-- START SUPPLIED INFORMATION --
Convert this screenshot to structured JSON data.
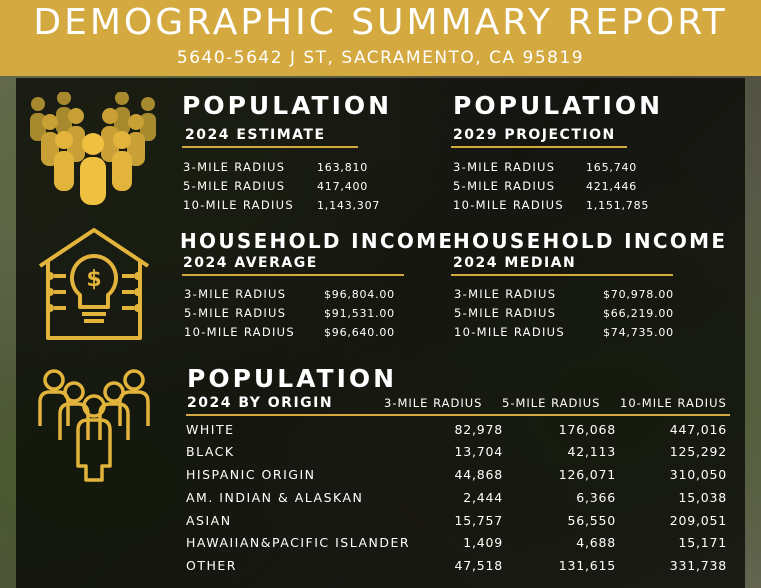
{
  "header": {
    "title": "DEMOGRAPHIC SUMMARY REPORT",
    "address": "5640-5642 J ST, SACRAMENTO, CA 95819"
  },
  "pop_estimate": {
    "heading": "POPULATION",
    "subheading": "2024 ESTIMATE",
    "rows": [
      {
        "label": "3-MILE RADIUS",
        "value": "163,810"
      },
      {
        "label": "5-MILE RADIUS",
        "value": "417,400"
      },
      {
        "label": "10-MILE RADIUS",
        "value": "1,143,307"
      }
    ]
  },
  "pop_projection": {
    "heading": "POPULATION",
    "subheading": "2029 PROJECTION",
    "rows": [
      {
        "label": "3-MILE RADIUS",
        "value": "165,740"
      },
      {
        "label": "5-MILE RADIUS",
        "value": "421,446"
      },
      {
        "label": "10-MILE RADIUS",
        "value": "1,151,785"
      }
    ]
  },
  "income_average": {
    "heading": "HOUSEHOLD INCOME",
    "subheading": "2024 AVERAGE",
    "rows": [
      {
        "label": "3-MILE RADIUS",
        "value": "$96,804.00"
      },
      {
        "label": "5-MILE RADIUS",
        "value": "$91,531.00"
      },
      {
        "label": "10-MILE RADIUS",
        "value": "$96,640.00"
      }
    ]
  },
  "income_median": {
    "heading": "HOUSEHOLD INCOME",
    "subheading": "2024 MEDIAN",
    "rows": [
      {
        "label": "3-MILE RADIUS",
        "value": "$70,978.00"
      },
      {
        "label": "5-MILE RADIUS",
        "value": "$66,219.00"
      },
      {
        "label": "10-MILE RADIUS",
        "value": "$74,735.00"
      }
    ]
  },
  "origin": {
    "heading": "POPULATION",
    "subheading": "2024 BY ORIGIN",
    "columns": [
      "3-MILE RADIUS",
      "5-MILE RADIUS",
      "10-MILE RADIUS"
    ],
    "rows": [
      {
        "label": "WHITE",
        "values": [
          "82,978",
          "176,068",
          "447,016"
        ]
      },
      {
        "label": "BLACK",
        "values": [
          "13,704",
          "42,113",
          "125,292"
        ]
      },
      {
        "label": "HISPANIC ORIGIN",
        "values": [
          "44,868",
          "126,071",
          "310,050"
        ]
      },
      {
        "label": "AM. INDIAN & ALASKAN",
        "values": [
          "2,444",
          "6,366",
          "15,038"
        ]
      },
      {
        "label": "ASIAN",
        "values": [
          "15,757",
          "56,550",
          "209,051"
        ]
      },
      {
        "label": "HAWAIIAN&PACIFIC ISLANDER",
        "values": [
          "1,409",
          "4,688",
          "15,171"
        ]
      },
      {
        "label": "OTHER",
        "values": [
          "47,518",
          "131,615",
          "331,738"
        ]
      }
    ]
  },
  "icons": {
    "population": "crowd-icon",
    "income": "house-lightbulb-dollar-icon",
    "origin": "group-people-icon"
  },
  "colors": {
    "accent": "#d4a93f",
    "text": "#ffffff",
    "panel": "rgba(0,0,0,0.72)"
  }
}
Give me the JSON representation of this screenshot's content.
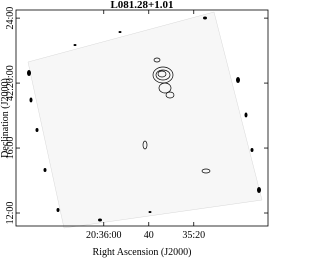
{
  "chart_data": {
    "type": "image",
    "title": "L081.28+1.01",
    "x_label": "Right Ascension (J2000)",
    "y_label": "Declination (J2000)",
    "xlim": [
      74199,
      74087
    ],
    "xticks": [
      {
        "value": 74160,
        "label": "20:36:00"
      },
      {
        "value": 74140,
        "label": "40"
      },
      {
        "value": 74120,
        "label": "35:20"
      }
    ],
    "ylim": [
      2531.2,
      2544.5
    ],
    "yticks": [
      {
        "value": 2532,
        "label": "12:00"
      },
      {
        "value": 2536,
        "label": "16:00"
      },
      {
        "value": 2540,
        "label": "42:20:00"
      },
      {
        "value": 2544,
        "label": "24:00"
      }
    ]
  }
}
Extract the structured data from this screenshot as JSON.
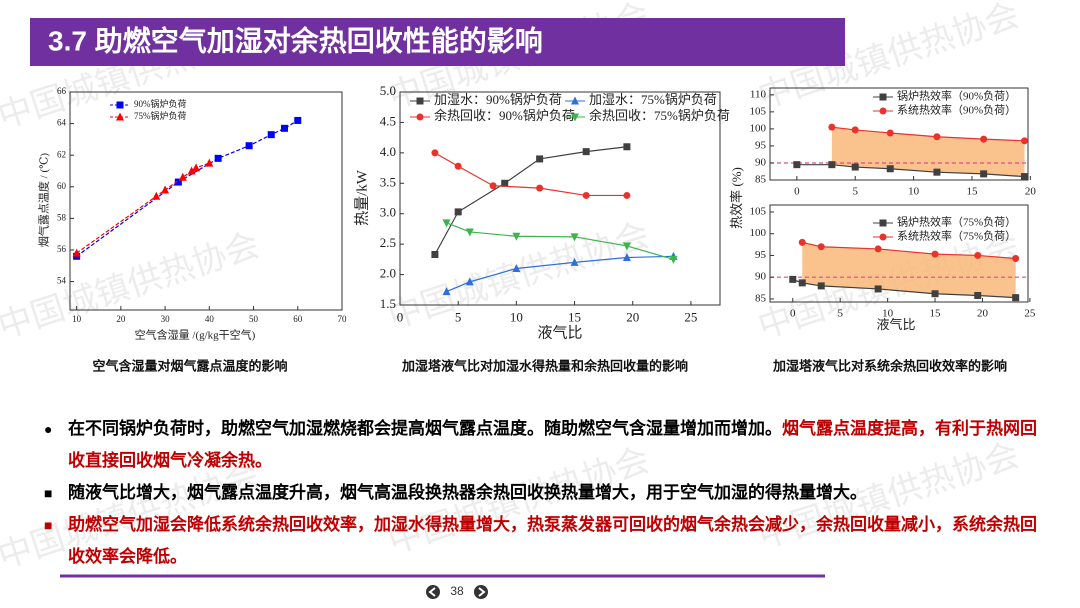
{
  "header": {
    "title": "3.7 助燃空气加湿对余热回收性能的影响"
  },
  "watermark": "中国城镇供热协会",
  "chart_data": [
    {
      "type": "line",
      "xlabel": "空气含湿量 /(g/kg干空气)",
      "ylabel": "烟气露点温度 / (℃)",
      "xlim": [
        8.5,
        70
      ],
      "ylim": [
        52.2,
        66
      ],
      "xticks": [
        10,
        20,
        30,
        40,
        50,
        60,
        70
      ],
      "yticks": [
        54,
        56,
        58,
        60,
        62,
        64,
        66
      ],
      "legend": "upper left",
      "series": [
        {
          "name": "90%锅炉负荷",
          "color": "#0000ff",
          "marker": "square",
          "dash": true,
          "x": [
            10,
            33,
            42,
            49,
            54,
            57,
            60
          ],
          "values": [
            55.6,
            60.3,
            61.8,
            62.6,
            63.3,
            63.7,
            64.2
          ]
        },
        {
          "name": "75%锅炉负荷",
          "color": "#ff0000",
          "marker": "triangle",
          "dash": true,
          "x": [
            10,
            28,
            30,
            34,
            36,
            37,
            40
          ],
          "values": [
            55.8,
            59.4,
            59.8,
            60.6,
            61.0,
            61.2,
            61.5
          ]
        }
      ]
    },
    {
      "type": "line",
      "xlabel": "液气比",
      "ylabel": "热量/kW",
      "xlim": [
        0,
        27.5
      ],
      "ylim": [
        1.5,
        5.0
      ],
      "xticks": [
        0,
        5,
        10,
        15,
        20,
        25
      ],
      "yticks": [
        1.5,
        {
          "value": 2,
          "label": "2.0"
        },
        2.5,
        {
          "value": 3,
          "label": "3.0"
        },
        3.5,
        {
          "value": 4,
          "label": "4.0"
        },
        4.5,
        {
          "value": 5,
          "label": "5.0"
        }
      ],
      "legend": "upper",
      "series": [
        {
          "name": "加湿水：90%锅炉负荷",
          "color": "#404040",
          "marker": "square",
          "x": [
            3,
            5,
            9,
            12,
            16,
            19.5
          ],
          "values": [
            2.33,
            3.03,
            3.5,
            3.9,
            4.02,
            4.1
          ]
        },
        {
          "name": "加湿水：75%锅炉负荷",
          "color": "#2f6fdc",
          "marker": "triangle",
          "x": [
            4,
            6,
            10,
            15,
            19.5,
            23.5
          ],
          "values": [
            1.72,
            1.88,
            2.1,
            2.2,
            2.28,
            2.3
          ]
        },
        {
          "name": "余热回收：90%锅炉负荷",
          "color": "#e8322b",
          "marker": "circle",
          "x": [
            3,
            5,
            8,
            12,
            16,
            19.5
          ],
          "values": [
            4.0,
            3.78,
            3.46,
            3.42,
            3.3,
            3.3
          ]
        },
        {
          "name": "余热回收：75%锅炉负荷",
          "color": "#3cb44b",
          "marker": "triangle-down",
          "x": [
            4,
            6,
            10,
            15,
            19.5,
            23.5
          ],
          "values": [
            2.85,
            2.7,
            2.63,
            2.62,
            2.47,
            2.25
          ]
        }
      ]
    },
    {
      "type": "line",
      "ylabel": "热效率 (%)",
      "xlim": [
        -2.3,
        19.8
      ],
      "ylim": [
        85,
        112
      ],
      "xticks": [
        0,
        5,
        10,
        15,
        20
      ],
      "yticks": [
        85,
        90,
        95,
        100,
        105,
        110
      ],
      "legend": "upper right",
      "hline": 90,
      "hline_color": "#e8488a",
      "fill_color": "#f9b97a",
      "series": [
        {
          "name": "锅炉热效率（90%负荷）",
          "color": "#404040",
          "marker": "square",
          "x": [
            0,
            3,
            5,
            8,
            12,
            16,
            19.5
          ],
          "values": [
            89.5,
            89.5,
            88.8,
            88.3,
            87.3,
            86.8,
            86.0
          ]
        },
        {
          "name": "系统热效率（90%负荷）",
          "color": "#e8322b",
          "marker": "circle",
          "x": [
            3,
            5,
            8,
            12,
            16,
            19.5
          ],
          "values": [
            100.5,
            99.7,
            98.8,
            97.7,
            97.0,
            96.5
          ]
        }
      ]
    },
    {
      "type": "line",
      "xlabel": "液气比",
      "xlim": [
        -2.4,
        24.8
      ],
      "ylim": [
        84.3,
        106.6
      ],
      "xticks": [
        0,
        5,
        10,
        15,
        20,
        25
      ],
      "yticks": [
        85,
        90,
        95,
        100,
        105
      ],
      "legend": "upper right",
      "hline": 90,
      "hline_color": "#e8488a",
      "fill_color": "#f9b97a",
      "series": [
        {
          "name": "锅炉热效率（75%负荷）",
          "color": "#404040",
          "marker": "square",
          "x": [
            0,
            1,
            3,
            9,
            15,
            19.5,
            23.5
          ],
          "values": [
            89.5,
            88.7,
            88.0,
            87.3,
            86.2,
            85.8,
            85.3
          ]
        },
        {
          "name": "系统热效率（75%负荷）",
          "color": "#e8322b",
          "marker": "circle",
          "x": [
            1,
            3,
            9,
            15,
            19.5,
            23.5
          ],
          "values": [
            98.0,
            97.0,
            96.5,
            95.3,
            95.0,
            94.3
          ]
        }
      ]
    }
  ],
  "captions": [
    "空气含湿量对烟气露点温度的影响",
    "加湿塔液气比对加湿水得热量和余热回收量的影响",
    "加湿塔液气比对系统余热回收效率的影响"
  ],
  "bullets": [
    {
      "marker": "●",
      "marker_color": "#000000",
      "segments": [
        {
          "text": "在不同锅炉负荷时，助燃空气加湿燃烧都会提高烟气露点温度。随助燃空气含湿量增加而增加。",
          "color": "#000000"
        },
        {
          "text": "烟气露点温度提高，有利于热网回收直接回收烟气冷凝余热。",
          "color": "#c00000"
        }
      ]
    },
    {
      "marker": "■",
      "marker_color": "#000000",
      "segments": [
        {
          "text": "随液气比增大，烟气露点温度升高，烟气高温段换热器余热回收换热量增大，用于空气加湿的得热量增大。",
          "color": "#000000"
        }
      ]
    },
    {
      "marker": "■",
      "marker_color": "#c00000",
      "segments": [
        {
          "text": "助燃空气加湿会降低系统余热回收效率，加湿水得热量增大，热泵蒸发器可回收的烟气余热会减少，余热回收量减小，系统余热回收效率会降低。",
          "color": "#c00000"
        }
      ]
    }
  ],
  "page_number": "38"
}
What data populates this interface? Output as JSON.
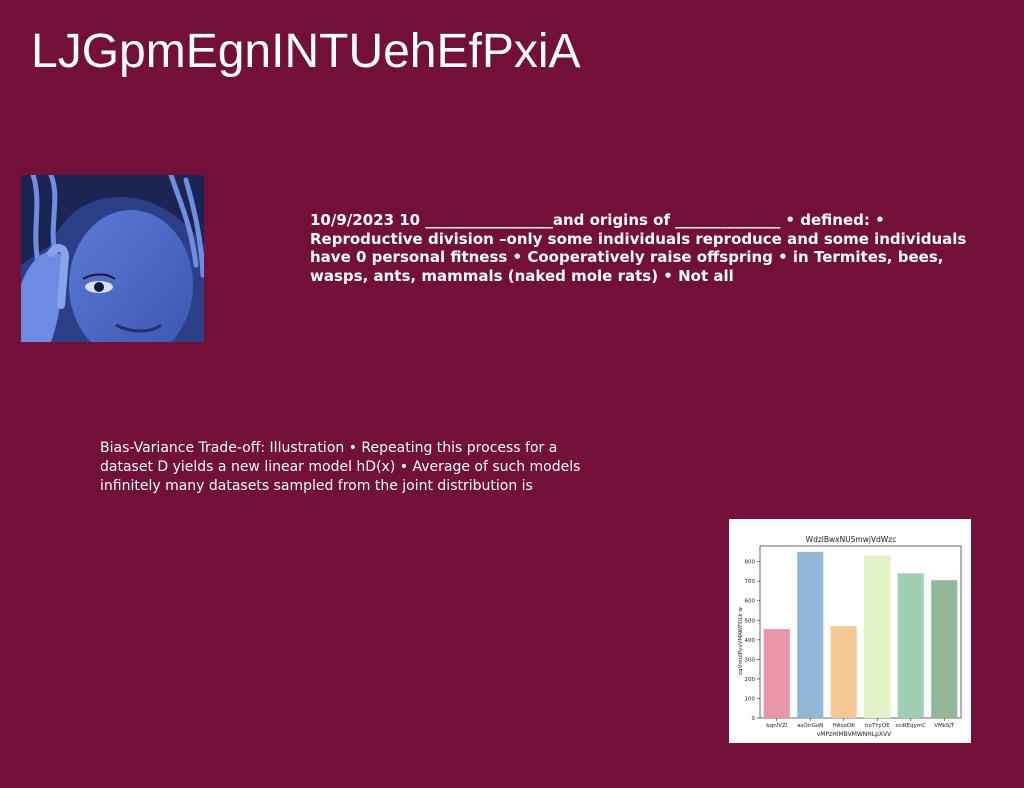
{
  "page": {
    "title": "LJGpmEgnINTUehEfPxiA",
    "paragraph_bold": "10/9/2023 10 _________________and origins of ______________ • defined: • Reproductive division –only some individuals reproduce and some individuals have 0 personal fitness • Cooperatively raise offspring • in Termites, bees, wasps, ants, mammals (naked mole rats) • Not all",
    "paragraph_light": "Bias-Variance Trade-off: Illustration • Repeating this process for a dataset D￼ yields a new linear model hD(x) • Average of such models infinitely many datasets sampled from the joint distribution is",
    "background_color": "#72103a"
  },
  "chart_data": {
    "type": "bar",
    "title": "WdzlBwxNUSmwjVdWzc",
    "xlabel": "vMPzHIMBVMWNHLpXVV",
    "ylabel": "zqVmuIPyvVMAWFDLk w",
    "categories": [
      "bqnlVZl",
      "asOirGoN",
      "HAxoDK",
      "hoTYyQE",
      "sciREqymC",
      "VMkSjT"
    ],
    "values": [
      455,
      850,
      470,
      832,
      740,
      705
    ],
    "colors": [
      "#e896a8",
      "#92b7d6",
      "#f6c894",
      "#e3f3c7",
      "#9fcfb3",
      "#93b898"
    ],
    "yticks": [
      0,
      100,
      200,
      300,
      400,
      500,
      600,
      700,
      800
    ],
    "ylim": [
      0,
      880
    ],
    "grid": false
  }
}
-- END SUPPLIED INFORMATION --
> **THE REQUEST**:
The required output is the number of lines containing the word "xlabel", and nothing besides.

> **CORRECT RESPONSE**:
4